__Written request__
Leave out any picture and return the remaining listing below exactly as given.

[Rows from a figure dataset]
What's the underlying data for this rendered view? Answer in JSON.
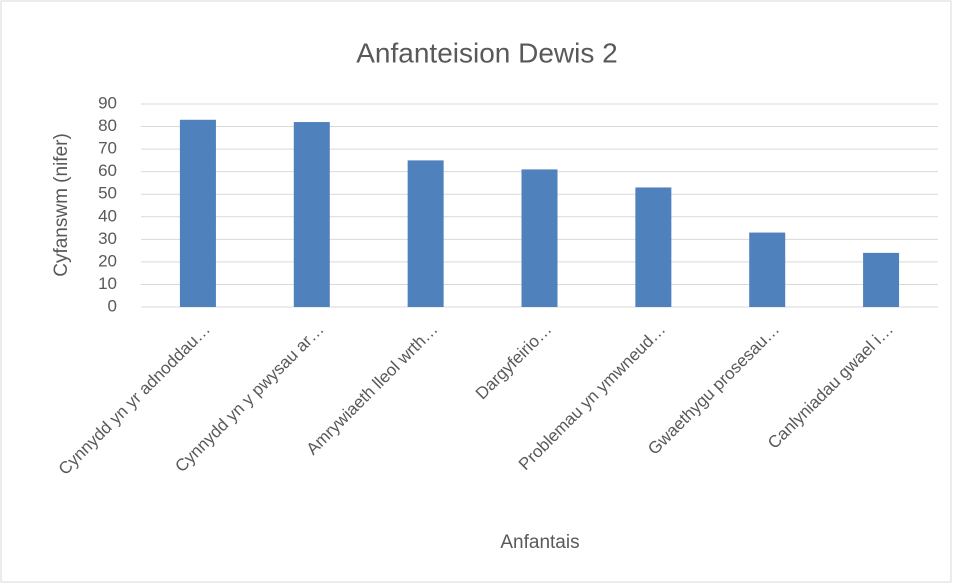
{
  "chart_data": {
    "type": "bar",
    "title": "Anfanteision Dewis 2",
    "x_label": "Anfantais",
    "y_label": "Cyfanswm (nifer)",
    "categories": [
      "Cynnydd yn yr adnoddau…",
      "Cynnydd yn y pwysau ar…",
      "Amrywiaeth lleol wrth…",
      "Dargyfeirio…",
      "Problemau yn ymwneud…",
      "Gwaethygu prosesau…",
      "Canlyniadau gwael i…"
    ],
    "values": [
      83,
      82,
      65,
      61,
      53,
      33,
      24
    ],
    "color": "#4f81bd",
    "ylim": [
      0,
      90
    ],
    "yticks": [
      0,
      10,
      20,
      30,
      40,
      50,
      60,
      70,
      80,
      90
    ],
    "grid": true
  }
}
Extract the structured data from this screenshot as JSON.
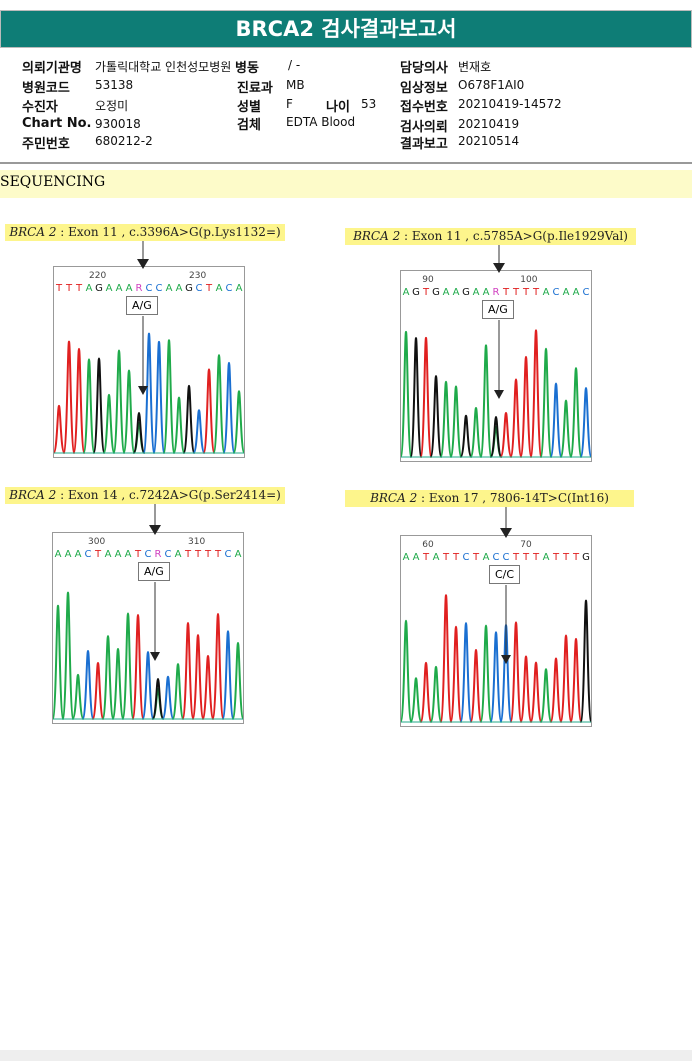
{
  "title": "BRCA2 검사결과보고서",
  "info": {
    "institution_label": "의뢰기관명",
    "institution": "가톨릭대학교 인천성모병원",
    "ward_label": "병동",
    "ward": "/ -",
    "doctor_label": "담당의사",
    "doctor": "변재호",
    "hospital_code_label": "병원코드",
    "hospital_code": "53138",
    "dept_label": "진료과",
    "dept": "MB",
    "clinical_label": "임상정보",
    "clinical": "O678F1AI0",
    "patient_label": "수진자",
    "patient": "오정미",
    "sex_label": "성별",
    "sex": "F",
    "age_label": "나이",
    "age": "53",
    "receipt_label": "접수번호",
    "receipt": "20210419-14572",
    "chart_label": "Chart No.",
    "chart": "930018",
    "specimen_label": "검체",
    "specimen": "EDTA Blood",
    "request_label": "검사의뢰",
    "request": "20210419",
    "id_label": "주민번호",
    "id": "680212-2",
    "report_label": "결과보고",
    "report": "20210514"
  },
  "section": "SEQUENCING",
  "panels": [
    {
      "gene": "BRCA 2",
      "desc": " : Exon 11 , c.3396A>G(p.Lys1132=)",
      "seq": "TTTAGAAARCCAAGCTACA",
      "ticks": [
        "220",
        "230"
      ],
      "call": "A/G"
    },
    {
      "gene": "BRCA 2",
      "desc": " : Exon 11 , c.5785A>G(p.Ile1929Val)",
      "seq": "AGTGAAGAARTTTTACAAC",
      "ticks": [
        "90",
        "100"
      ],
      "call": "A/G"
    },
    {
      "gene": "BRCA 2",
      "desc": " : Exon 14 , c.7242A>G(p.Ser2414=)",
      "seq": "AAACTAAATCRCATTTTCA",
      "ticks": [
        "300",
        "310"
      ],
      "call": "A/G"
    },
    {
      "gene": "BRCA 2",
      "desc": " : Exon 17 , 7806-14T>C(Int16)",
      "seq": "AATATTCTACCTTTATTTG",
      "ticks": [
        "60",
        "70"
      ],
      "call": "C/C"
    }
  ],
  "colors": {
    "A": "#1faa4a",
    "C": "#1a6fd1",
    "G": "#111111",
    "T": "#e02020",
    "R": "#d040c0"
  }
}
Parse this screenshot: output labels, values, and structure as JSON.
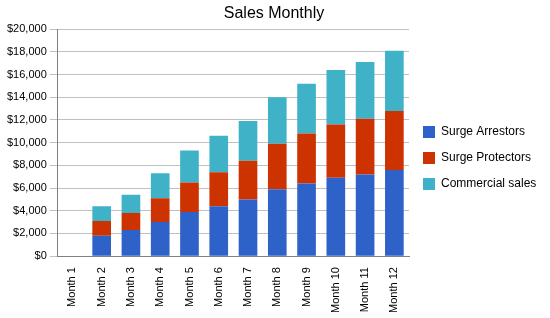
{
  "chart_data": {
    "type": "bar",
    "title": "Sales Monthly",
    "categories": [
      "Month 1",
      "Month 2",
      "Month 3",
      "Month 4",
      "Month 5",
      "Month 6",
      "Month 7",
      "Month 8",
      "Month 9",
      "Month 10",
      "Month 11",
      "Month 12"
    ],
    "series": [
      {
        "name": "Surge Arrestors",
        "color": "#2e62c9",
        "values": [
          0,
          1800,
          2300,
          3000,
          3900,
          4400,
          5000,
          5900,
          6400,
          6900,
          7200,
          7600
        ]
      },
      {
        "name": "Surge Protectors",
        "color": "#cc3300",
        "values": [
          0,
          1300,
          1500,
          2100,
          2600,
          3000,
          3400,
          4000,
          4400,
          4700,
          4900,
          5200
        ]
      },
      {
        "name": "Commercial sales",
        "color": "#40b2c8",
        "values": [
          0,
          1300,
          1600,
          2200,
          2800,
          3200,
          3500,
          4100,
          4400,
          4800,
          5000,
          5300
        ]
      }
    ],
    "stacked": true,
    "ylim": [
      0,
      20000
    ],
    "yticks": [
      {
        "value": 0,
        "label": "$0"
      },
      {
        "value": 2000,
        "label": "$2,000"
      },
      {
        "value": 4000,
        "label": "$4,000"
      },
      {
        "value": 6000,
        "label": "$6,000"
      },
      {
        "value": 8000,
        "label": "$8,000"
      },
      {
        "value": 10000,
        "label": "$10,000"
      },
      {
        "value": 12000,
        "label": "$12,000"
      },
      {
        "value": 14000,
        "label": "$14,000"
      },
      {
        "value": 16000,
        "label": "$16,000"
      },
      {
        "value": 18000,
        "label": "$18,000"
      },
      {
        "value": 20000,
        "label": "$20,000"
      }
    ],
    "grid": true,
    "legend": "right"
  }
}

__Finished exercise__
What's the underlying data for this rendered view? Answer in JSON.
{
  "chart_data": {
    "type": "bar",
    "title": "Anfanteision Dewis 2",
    "x_label": "Anfantais",
    "y_label": "Cyfanswm (nifer)",
    "categories": [
      "Cynnydd yn yr adnoddau…",
      "Cynnydd yn y pwysau ar…",
      "Amrywiaeth lleol wrth…",
      "Dargyfeirio…",
      "Problemau yn ymwneud…",
      "Gwaethygu prosesau…",
      "Canlyniadau gwael i…"
    ],
    "values": [
      83,
      82,
      65,
      61,
      53,
      33,
      24
    ],
    "color": "#4f81bd",
    "ylim": [
      0,
      90
    ],
    "yticks": [
      0,
      10,
      20,
      30,
      40,
      50,
      60,
      70,
      80,
      90
    ],
    "grid": true
  }
}
Extract the structured data from this screenshot as JSON.
{
  "title": "BRCA2 검사결과보고서",
  "info": {
    "institution_label": "의뢰기관명",
    "institution": "가톨릭대학교 인천성모병원",
    "ward_label": "병동",
    "ward": "/ -",
    "doctor_label": "담당의사",
    "doctor": "변재호",
    "hospital_code_label": "병원코드",
    "hospital_code": "53138",
    "dept_label": "진료과",
    "dept": "MB",
    "clinical_label": "임상정보",
    "clinical": "O678F1AI0",
    "patient_label": "수진자",
    "patient": "오정미",
    "sex_label": "성별",
    "sex": "F",
    "age_label": "나이",
    "age": "53",
    "receipt_label": "접수번호",
    "receipt": "20210419-14572",
    "chart_label": "Chart No.",
    "chart": "930018",
    "specimen_label": "검체",
    "specimen": "EDTA Blood",
    "request_label": "검사의뢰",
    "request": "20210419",
    "id_label": "주민번호",
    "id": "680212-2",
    "report_label": "결과보고",
    "report": "20210514"
  },
  "section": "SEQUENCING",
  "panels": [
    {
      "gene": "BRCA 2",
      "desc": " : Exon 11 , c.3396A>G(p.Lys1132=)",
      "seq": "TTTAGAAARCCAAGCTACA",
      "ticks": [
        "220",
        "230"
      ],
      "call": "A/G"
    },
    {
      "gene": "BRCA 2",
      "desc": " : Exon 11 , c.5785A>G(p.Ile1929Val)",
      "seq": "AGTGAAGAARTTTTACAAC",
      "ticks": [
        "90",
        "100"
      ],
      "call": "A/G"
    },
    {
      "gene": "BRCA 2",
      "desc": " : Exon 14 , c.7242A>G(p.Ser2414=)",
      "seq": "AAACTAAATCRCATTTTCA",
      "ticks": [
        "300",
        "310"
      ],
      "call": "A/G"
    },
    {
      "gene": "BRCA 2",
      "desc": " : Exon 17 , 7806-14T>C(Int16)",
      "seq": "AATATTCTACCTTTATTTG",
      "ticks": [
        "60",
        "70"
      ],
      "call": "C/C"
    }
  ],
  "colors": {
    "A": "#1faa4a",
    "C": "#1a6fd1",
    "G": "#111111",
    "T": "#e02020",
    "R": "#d040c0"
  }
}
Parse this screenshot: output labels, values, and structure as JSON.
{
  "chart_data": {
    "type": "bar",
    "title": "Sales Monthly",
    "categories": [
      "Month 1",
      "Month 2",
      "Month 3",
      "Month 4",
      "Month 5",
      "Month 6",
      "Month 7",
      "Month 8",
      "Month 9",
      "Month 10",
      "Month 11",
      "Month 12"
    ],
    "series": [
      {
        "name": "Surge Arrestors",
        "color": "#2e62c9",
        "values": [
          0,
          1800,
          2300,
          3000,
          3900,
          4400,
          5000,
          5900,
          6400,
          6900,
          7200,
          7600
        ]
      },
      {
        "name": "Surge Protectors",
        "color": "#cc3300",
        "values": [
          0,
          1300,
          1500,
          2100,
          2600,
          3000,
          3400,
          4000,
          4400,
          4700,
          4900,
          5200
        ]
      },
      {
        "name": "Commercial sales",
        "color": "#40b2c8",
        "values": [
          0,
          1300,
          1600,
          2200,
          2800,
          3200,
          3500,
          4100,
          4400,
          4800,
          5000,
          5300
        ]
      }
    ],
    "stacked": true,
    "ylim": [
      0,
      20000
    ],
    "yticks": [
      {
        "value": 0,
        "label": "$0"
      },
      {
        "value": 2000,
        "label": "$2,000"
      },
      {
        "value": 4000,
        "label": "$4,000"
      },
      {
        "value": 6000,
        "label": "$6,000"
      },
      {
        "value": 8000,
        "label": "$8,000"
      },
      {
        "value": 10000,
        "label": "$10,000"
      },
      {
        "value": 12000,
        "label": "$12,000"
      },
      {
        "value": 14000,
        "label": "$14,000"
      },
      {
        "value": 16000,
        "label": "$16,000"
      },
      {
        "value": 18000,
        "label": "$18,000"
      },
      {
        "value": 20000,
        "label": "$20,000"
      }
    ],
    "grid": true,
    "legend": "right"
  }
}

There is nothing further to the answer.